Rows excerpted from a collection
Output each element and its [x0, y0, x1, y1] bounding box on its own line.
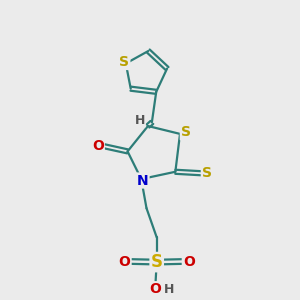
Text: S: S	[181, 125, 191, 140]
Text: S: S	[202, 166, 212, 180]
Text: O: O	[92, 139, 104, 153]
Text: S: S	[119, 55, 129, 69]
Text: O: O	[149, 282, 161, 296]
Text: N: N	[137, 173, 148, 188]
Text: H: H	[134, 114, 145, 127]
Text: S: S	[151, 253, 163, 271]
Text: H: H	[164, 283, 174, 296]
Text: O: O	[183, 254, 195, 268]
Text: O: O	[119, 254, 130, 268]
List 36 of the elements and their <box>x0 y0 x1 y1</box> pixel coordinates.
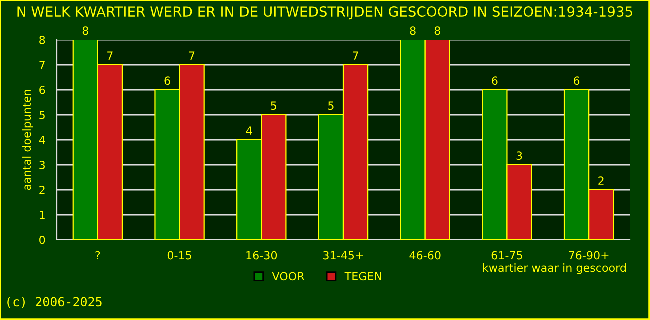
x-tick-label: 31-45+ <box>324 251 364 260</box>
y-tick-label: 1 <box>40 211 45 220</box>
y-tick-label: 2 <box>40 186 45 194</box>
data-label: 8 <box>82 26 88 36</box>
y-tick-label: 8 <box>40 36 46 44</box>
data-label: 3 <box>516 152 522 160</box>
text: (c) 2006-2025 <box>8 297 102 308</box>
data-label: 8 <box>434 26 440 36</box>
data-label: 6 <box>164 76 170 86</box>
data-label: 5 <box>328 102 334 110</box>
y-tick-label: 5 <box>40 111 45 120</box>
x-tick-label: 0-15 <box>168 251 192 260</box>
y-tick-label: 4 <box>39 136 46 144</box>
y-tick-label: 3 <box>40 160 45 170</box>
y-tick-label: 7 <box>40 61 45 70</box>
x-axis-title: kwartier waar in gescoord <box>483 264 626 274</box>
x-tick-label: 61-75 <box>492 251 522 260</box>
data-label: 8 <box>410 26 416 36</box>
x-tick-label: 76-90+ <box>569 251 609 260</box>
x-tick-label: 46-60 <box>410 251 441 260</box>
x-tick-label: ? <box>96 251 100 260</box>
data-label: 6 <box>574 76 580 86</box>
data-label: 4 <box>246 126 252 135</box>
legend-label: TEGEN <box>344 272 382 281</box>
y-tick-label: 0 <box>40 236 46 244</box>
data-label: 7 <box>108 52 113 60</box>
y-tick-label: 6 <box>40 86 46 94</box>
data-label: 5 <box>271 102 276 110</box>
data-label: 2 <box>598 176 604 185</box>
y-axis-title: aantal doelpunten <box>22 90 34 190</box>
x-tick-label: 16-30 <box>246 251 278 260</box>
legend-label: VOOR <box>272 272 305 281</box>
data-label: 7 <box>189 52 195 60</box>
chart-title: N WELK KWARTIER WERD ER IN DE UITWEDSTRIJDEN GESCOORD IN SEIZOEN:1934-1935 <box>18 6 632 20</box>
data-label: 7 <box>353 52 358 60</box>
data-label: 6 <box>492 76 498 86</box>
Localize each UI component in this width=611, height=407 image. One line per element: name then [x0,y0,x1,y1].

--

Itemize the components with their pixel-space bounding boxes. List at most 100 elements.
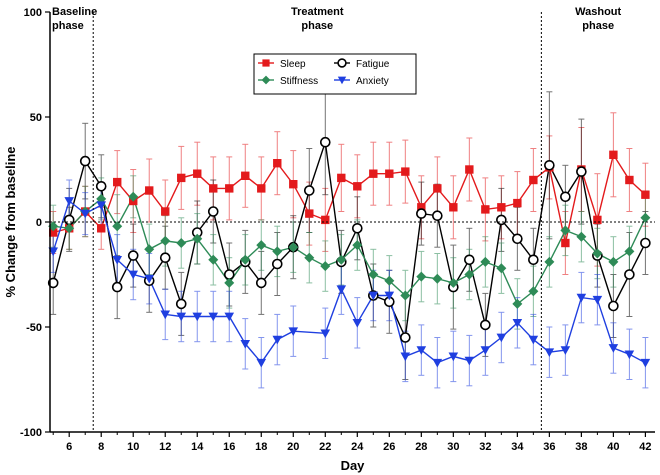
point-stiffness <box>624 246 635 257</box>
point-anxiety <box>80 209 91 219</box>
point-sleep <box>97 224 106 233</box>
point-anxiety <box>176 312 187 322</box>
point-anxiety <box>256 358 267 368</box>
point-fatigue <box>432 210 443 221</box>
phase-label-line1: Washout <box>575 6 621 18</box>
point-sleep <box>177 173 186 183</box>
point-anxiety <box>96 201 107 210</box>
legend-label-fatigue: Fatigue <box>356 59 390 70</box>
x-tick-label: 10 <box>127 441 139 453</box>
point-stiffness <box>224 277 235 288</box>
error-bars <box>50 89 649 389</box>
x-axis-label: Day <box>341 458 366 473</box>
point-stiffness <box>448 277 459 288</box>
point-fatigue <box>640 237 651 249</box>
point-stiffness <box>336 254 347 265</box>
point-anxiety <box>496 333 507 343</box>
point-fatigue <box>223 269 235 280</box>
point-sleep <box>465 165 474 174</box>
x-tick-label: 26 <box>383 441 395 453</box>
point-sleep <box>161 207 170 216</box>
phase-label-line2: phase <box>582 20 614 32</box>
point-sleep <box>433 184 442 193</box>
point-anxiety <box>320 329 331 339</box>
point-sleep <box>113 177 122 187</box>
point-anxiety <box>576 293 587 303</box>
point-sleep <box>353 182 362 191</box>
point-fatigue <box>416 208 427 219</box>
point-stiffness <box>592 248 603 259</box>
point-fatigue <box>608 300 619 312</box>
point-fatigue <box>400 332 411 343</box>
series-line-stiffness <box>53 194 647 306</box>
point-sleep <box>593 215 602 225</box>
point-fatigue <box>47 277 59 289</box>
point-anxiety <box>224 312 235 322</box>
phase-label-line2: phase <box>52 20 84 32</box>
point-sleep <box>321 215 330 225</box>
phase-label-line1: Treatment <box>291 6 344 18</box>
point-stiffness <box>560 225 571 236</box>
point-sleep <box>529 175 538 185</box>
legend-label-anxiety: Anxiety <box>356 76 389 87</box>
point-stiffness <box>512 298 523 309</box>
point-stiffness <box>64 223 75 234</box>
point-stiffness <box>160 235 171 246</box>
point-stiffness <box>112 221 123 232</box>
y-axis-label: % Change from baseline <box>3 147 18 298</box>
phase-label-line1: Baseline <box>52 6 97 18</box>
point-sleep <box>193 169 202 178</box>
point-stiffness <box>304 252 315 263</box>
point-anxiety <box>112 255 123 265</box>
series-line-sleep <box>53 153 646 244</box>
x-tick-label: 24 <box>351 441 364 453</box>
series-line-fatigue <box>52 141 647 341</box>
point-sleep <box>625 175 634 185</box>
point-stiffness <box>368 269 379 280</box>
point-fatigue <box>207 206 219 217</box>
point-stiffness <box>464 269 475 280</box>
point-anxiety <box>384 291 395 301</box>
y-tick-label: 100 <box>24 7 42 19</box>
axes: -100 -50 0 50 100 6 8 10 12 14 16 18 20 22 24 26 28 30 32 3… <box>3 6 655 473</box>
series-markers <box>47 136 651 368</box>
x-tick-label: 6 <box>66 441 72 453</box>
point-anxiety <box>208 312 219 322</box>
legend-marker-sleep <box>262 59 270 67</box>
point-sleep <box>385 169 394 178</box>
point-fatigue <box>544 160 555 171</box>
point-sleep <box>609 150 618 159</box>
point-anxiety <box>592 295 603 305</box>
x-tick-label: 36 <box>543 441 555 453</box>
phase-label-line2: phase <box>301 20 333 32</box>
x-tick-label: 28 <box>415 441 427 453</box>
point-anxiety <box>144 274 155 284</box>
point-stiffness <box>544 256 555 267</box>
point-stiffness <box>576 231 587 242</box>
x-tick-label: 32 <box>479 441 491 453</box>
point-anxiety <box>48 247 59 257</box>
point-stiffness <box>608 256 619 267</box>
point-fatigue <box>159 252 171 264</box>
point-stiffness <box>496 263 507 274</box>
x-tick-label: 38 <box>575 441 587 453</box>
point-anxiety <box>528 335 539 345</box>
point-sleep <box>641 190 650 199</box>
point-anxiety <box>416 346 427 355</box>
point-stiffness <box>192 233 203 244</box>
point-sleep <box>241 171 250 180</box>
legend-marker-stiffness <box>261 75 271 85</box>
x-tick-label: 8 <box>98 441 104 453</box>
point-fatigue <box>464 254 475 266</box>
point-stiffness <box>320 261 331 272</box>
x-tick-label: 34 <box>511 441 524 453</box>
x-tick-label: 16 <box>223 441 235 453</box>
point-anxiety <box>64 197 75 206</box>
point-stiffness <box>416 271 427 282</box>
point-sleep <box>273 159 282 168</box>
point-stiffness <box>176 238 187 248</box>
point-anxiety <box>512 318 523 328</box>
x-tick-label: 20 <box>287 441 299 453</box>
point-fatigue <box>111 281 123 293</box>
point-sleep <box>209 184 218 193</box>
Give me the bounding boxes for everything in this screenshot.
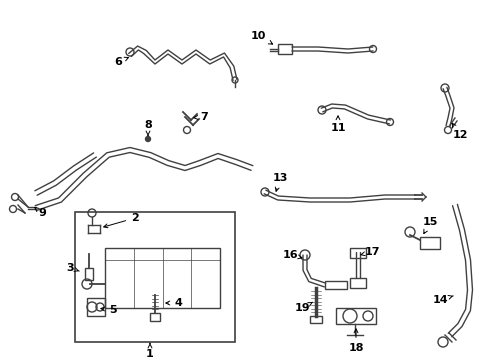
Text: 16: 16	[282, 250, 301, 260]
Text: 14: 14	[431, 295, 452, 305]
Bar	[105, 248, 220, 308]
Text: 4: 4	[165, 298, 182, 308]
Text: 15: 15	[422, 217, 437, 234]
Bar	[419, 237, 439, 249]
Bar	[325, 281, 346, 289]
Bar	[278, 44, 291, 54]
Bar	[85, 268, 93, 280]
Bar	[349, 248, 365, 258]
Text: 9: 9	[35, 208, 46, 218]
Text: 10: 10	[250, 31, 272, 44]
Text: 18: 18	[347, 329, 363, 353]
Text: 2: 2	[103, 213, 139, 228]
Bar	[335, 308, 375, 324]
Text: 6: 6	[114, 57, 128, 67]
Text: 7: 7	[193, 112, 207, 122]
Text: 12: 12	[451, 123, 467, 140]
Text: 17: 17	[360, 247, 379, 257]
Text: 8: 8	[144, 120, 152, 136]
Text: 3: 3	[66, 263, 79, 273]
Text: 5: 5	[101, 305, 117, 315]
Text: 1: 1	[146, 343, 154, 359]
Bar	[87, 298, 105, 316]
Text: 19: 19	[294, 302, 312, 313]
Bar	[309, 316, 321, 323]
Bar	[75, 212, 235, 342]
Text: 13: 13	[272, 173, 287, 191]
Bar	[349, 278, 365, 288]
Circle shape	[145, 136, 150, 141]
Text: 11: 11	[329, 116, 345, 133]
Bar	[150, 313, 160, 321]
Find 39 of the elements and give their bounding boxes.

==

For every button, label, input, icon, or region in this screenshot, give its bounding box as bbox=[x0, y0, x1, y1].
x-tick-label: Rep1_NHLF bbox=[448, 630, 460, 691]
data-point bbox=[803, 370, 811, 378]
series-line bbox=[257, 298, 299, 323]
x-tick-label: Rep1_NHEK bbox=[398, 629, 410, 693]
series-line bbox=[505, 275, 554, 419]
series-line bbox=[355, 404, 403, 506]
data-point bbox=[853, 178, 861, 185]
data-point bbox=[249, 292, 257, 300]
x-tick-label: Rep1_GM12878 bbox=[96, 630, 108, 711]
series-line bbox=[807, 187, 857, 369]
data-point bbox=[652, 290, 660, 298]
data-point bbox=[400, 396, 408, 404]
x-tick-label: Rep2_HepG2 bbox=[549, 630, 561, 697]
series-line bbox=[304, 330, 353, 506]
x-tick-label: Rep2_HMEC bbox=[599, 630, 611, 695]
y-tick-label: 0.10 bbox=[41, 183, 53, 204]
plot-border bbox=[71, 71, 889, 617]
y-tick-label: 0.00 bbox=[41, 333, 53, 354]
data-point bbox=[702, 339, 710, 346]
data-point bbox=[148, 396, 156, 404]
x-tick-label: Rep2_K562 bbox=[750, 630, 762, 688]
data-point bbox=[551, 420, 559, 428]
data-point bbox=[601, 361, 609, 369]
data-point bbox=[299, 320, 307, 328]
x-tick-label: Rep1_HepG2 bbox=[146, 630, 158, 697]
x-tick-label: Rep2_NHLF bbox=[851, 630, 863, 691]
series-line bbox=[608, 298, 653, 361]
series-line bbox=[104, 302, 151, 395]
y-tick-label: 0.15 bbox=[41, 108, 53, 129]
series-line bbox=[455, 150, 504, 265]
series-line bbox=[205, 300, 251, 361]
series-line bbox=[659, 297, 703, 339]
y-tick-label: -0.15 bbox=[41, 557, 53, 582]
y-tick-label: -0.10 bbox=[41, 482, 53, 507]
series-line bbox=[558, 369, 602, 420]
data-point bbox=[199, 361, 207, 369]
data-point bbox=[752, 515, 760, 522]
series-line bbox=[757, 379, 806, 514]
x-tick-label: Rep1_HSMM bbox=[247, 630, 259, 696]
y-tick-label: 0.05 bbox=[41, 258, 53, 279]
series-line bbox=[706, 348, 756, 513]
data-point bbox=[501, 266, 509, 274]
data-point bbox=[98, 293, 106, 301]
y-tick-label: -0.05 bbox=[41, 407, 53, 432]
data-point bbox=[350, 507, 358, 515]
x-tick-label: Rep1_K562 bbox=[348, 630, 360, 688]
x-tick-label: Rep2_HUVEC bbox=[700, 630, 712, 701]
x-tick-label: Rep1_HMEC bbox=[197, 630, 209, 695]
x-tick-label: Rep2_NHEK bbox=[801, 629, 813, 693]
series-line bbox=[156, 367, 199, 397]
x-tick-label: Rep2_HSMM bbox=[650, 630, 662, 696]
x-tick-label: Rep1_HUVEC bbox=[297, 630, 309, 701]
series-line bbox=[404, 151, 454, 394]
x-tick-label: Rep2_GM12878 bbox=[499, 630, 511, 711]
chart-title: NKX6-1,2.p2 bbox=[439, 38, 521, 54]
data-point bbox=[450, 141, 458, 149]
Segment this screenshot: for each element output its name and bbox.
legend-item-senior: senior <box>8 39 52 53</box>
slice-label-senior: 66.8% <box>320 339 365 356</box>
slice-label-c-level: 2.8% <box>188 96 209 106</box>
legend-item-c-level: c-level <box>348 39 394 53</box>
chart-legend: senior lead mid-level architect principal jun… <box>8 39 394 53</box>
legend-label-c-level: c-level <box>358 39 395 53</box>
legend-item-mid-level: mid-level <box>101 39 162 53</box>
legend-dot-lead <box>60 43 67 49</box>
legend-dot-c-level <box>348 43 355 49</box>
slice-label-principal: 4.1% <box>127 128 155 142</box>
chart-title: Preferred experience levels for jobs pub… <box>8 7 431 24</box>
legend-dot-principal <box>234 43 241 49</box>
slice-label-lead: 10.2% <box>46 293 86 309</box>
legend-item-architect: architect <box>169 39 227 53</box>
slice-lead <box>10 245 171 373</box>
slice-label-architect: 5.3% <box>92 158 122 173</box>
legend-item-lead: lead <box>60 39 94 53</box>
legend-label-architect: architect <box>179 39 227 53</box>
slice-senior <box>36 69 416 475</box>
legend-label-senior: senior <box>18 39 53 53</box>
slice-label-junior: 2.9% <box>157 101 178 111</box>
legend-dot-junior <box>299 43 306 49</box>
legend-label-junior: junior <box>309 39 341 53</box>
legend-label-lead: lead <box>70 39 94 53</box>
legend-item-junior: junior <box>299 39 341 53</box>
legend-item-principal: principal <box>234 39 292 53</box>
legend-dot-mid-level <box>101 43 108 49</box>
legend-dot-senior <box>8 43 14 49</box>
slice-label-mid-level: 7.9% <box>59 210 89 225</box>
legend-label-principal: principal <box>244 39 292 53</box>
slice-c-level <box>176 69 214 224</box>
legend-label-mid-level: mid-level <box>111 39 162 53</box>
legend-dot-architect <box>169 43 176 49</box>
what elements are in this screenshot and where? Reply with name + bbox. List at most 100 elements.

» YOUR INSTRUCTIONS: Repeat every row from the line containing "250, 301, 260]" down to the line containing "Find 39 of the", including both of those lines.

» THE COMPLETED TASK:
Text: 16: 16	[282, 250, 301, 260]
Text: 14: 14	[431, 295, 452, 305]
Bar	[105, 248, 220, 308]
Text: 4: 4	[165, 298, 182, 308]
Text: 15: 15	[422, 217, 437, 234]
Bar	[419, 237, 439, 249]
Bar	[325, 281, 346, 289]
Bar	[278, 44, 291, 54]
Bar	[85, 268, 93, 280]
Bar	[349, 248, 365, 258]
Text: 9: 9	[35, 208, 46, 218]
Text: 10: 10	[250, 31, 272, 44]
Text: 18: 18	[347, 329, 363, 353]
Text: 2: 2	[103, 213, 139, 228]
Bar	[335, 308, 375, 324]
Text: 6: 6	[114, 57, 128, 67]
Text: 7: 7	[193, 112, 207, 122]
Text: 12: 12	[451, 123, 467, 140]
Text: 17: 17	[360, 247, 379, 257]
Text: 8: 8	[144, 120, 152, 136]
Text: 3: 3	[66, 263, 79, 273]
Text: 5: 5	[101, 305, 117, 315]
Text: 1: 1	[146, 343, 154, 359]
Bar	[87, 298, 105, 316]
Text: 19: 19	[294, 302, 312, 313]
Bar	[309, 316, 321, 323]
Bar	[75, 212, 235, 342]
Text: 13: 13	[272, 173, 287, 191]
Bar	[349, 278, 365, 288]
Circle shape	[145, 136, 150, 141]
Text: 11: 11	[329, 116, 345, 133]
Bar	[150, 313, 160, 321]
Find 39 of the elements and give their bounding boxes.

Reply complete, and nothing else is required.